-- Start --

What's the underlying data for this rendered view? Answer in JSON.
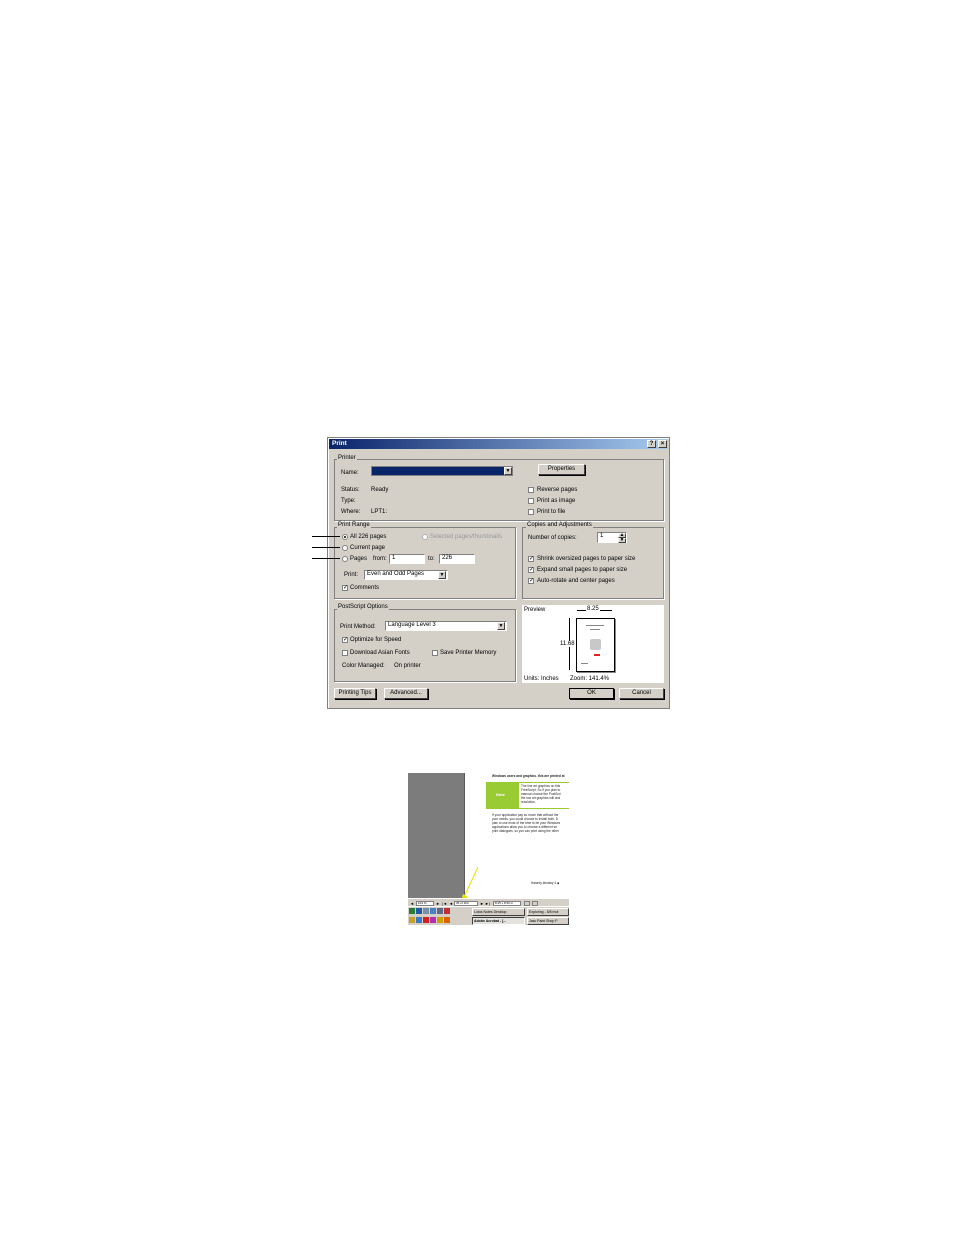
{
  "dialog": {
    "title": "Print",
    "help_glyph": "?",
    "close_glyph": "×",
    "printer_group": "Printer",
    "name_label": "Name:",
    "name_value": "",
    "properties_button": "Properties",
    "status_label": "Status:",
    "status_value": "Ready",
    "type_label": "Type:",
    "type_value": "",
    "where_label": "Where:",
    "where_value": "LPT1:",
    "reverse_pages": "Reverse pages",
    "print_as_image": "Print as image",
    "print_to_file": "Print to file",
    "print_range_group": "Print Range",
    "all_pages": "All 226 pages",
    "selected_pages": "Selected pages/thumbnails",
    "current_page": "Current page",
    "pages_label": "Pages",
    "from_label": "from:",
    "from_value": "1",
    "to_label": "to:",
    "to_value": "226",
    "print_label": "Print:",
    "print_select": "Even and Odd Pages",
    "comments": "Comments",
    "copies_group": "Copies and Adjustments",
    "copies_label": "Number of copies:",
    "copies_value": "1",
    "shrink": "Shrink oversized pages to paper size",
    "expand": "Expand small pages to paper size",
    "autorotate": "Auto-rotate and center pages",
    "postscript_group": "PostScript Options",
    "print_method_label": "Print Method:",
    "print_method_value": "Language Level 3",
    "optimize": "Optimize for Speed",
    "download_fonts": "Download Asian Fonts",
    "save_memory": "Save Printer Memory",
    "color_managed_label": "Color Managed:",
    "color_managed_value": "On printer",
    "preview_label": "Preview",
    "preview_width": "8.25",
    "preview_height": "11.68",
    "units": "Units: Inches",
    "zoom": "Zoom: 141.4%",
    "printing_tips_button": "Printing Tips",
    "advanced_button": "Advanced...",
    "ok_button": "OK",
    "cancel_button": "Cancel"
  },
  "acrobat": {
    "heading": "Windows users and graphics. this are printed at",
    "note_label": "Note",
    "note_lines": [
      "The line art graphics on this",
      "FreeScript. So if you plan to",
      "manual choose the PostScri",
      "the low art graphics will and",
      "resolution."
    ],
    "body_lines": [
      "If your application pay so much that without the",
      "your needs, you could choose to install both. D",
      "plan to use most of the time to be your Windows",
      "applications allow you to choose a different se",
      "print dialogues, so you can print using the other"
    ],
    "footer_text": "Hasedy ideasky 4 ◆",
    "zoom_value": "104 %",
    "page_value": "35 of 164",
    "size_value": "8.25 x 8.50 in",
    "task1": "Lotus Notes Desktop",
    "task2": "Exploring - 5/8 mot",
    "task3": "Adobe Acrobat - [...",
    "task4": "Jasc Paint Shop P"
  },
  "colors": {
    "title_start": "#0a246a",
    "title_end": "#a6caf0",
    "face": "#d4d0c8",
    "note_green": "#99cc33",
    "arrow_yellow": "#e8e000"
  }
}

-- End --

Restate the entire listing word for word, excluding pictures.

### SOLUTION
What's the underlying data for this rendered view? Answer in JSON.
{
  "dialog": {
    "title": "Print",
    "help_glyph": "?",
    "close_glyph": "×",
    "printer_group": "Printer",
    "name_label": "Name:",
    "name_value": "",
    "properties_button": "Properties",
    "status_label": "Status:",
    "status_value": "Ready",
    "type_label": "Type:",
    "type_value": "",
    "where_label": "Where:",
    "where_value": "LPT1:",
    "reverse_pages": "Reverse pages",
    "print_as_image": "Print as image",
    "print_to_file": "Print to file",
    "print_range_group": "Print Range",
    "all_pages": "All 226 pages",
    "selected_pages": "Selected pages/thumbnails",
    "current_page": "Current page",
    "pages_label": "Pages",
    "from_label": "from:",
    "from_value": "1",
    "to_label": "to:",
    "to_value": "226",
    "print_label": "Print:",
    "print_select": "Even and Odd Pages",
    "comments": "Comments",
    "copies_group": "Copies and Adjustments",
    "copies_label": "Number of copies:",
    "copies_value": "1",
    "shrink": "Shrink oversized pages to paper size",
    "expand": "Expand small pages to paper size",
    "autorotate": "Auto-rotate and center pages",
    "postscript_group": "PostScript Options",
    "print_method_label": "Print Method:",
    "print_method_value": "Language Level 3",
    "optimize": "Optimize for Speed",
    "download_fonts": "Download Asian Fonts",
    "save_memory": "Save Printer Memory",
    "color_managed_label": "Color Managed:",
    "color_managed_value": "On printer",
    "preview_label": "Preview",
    "preview_width": "8.25",
    "preview_height": "11.68",
    "units": "Units: Inches",
    "zoom": "Zoom: 141.4%",
    "printing_tips_button": "Printing Tips",
    "advanced_button": "Advanced...",
    "ok_button": "OK",
    "cancel_button": "Cancel"
  },
  "acrobat": {
    "heading": "Windows users and graphics. this are printed at",
    "note_label": "Note",
    "note_lines": [
      "The line art graphics on this",
      "FreeScript. So if you plan to",
      "manual choose the PostScri",
      "the low art graphics will and",
      "resolution."
    ],
    "body_lines": [
      "If your application pay so much that without the",
      "your needs, you could choose to install both. D",
      "plan to use most of the time to be your Windows",
      "applications allow you to choose a different se",
      "print dialogues, so you can print using the other"
    ],
    "footer_text": "Hasedy ideasky 4 ◆",
    "zoom_value": "104 %",
    "page_value": "35 of 164",
    "size_value": "8.25 x 8.50 in",
    "task1": "Lotus Notes Desktop",
    "task2": "Exploring - 5/8 mot",
    "task3": "Adobe Acrobat - [...",
    "task4": "Jasc Paint Shop P"
  },
  "colors": {
    "title_start": "#0a246a",
    "title_end": "#a6caf0",
    "face": "#d4d0c8",
    "note_green": "#99cc33",
    "arrow_yellow": "#e8e000"
  }
}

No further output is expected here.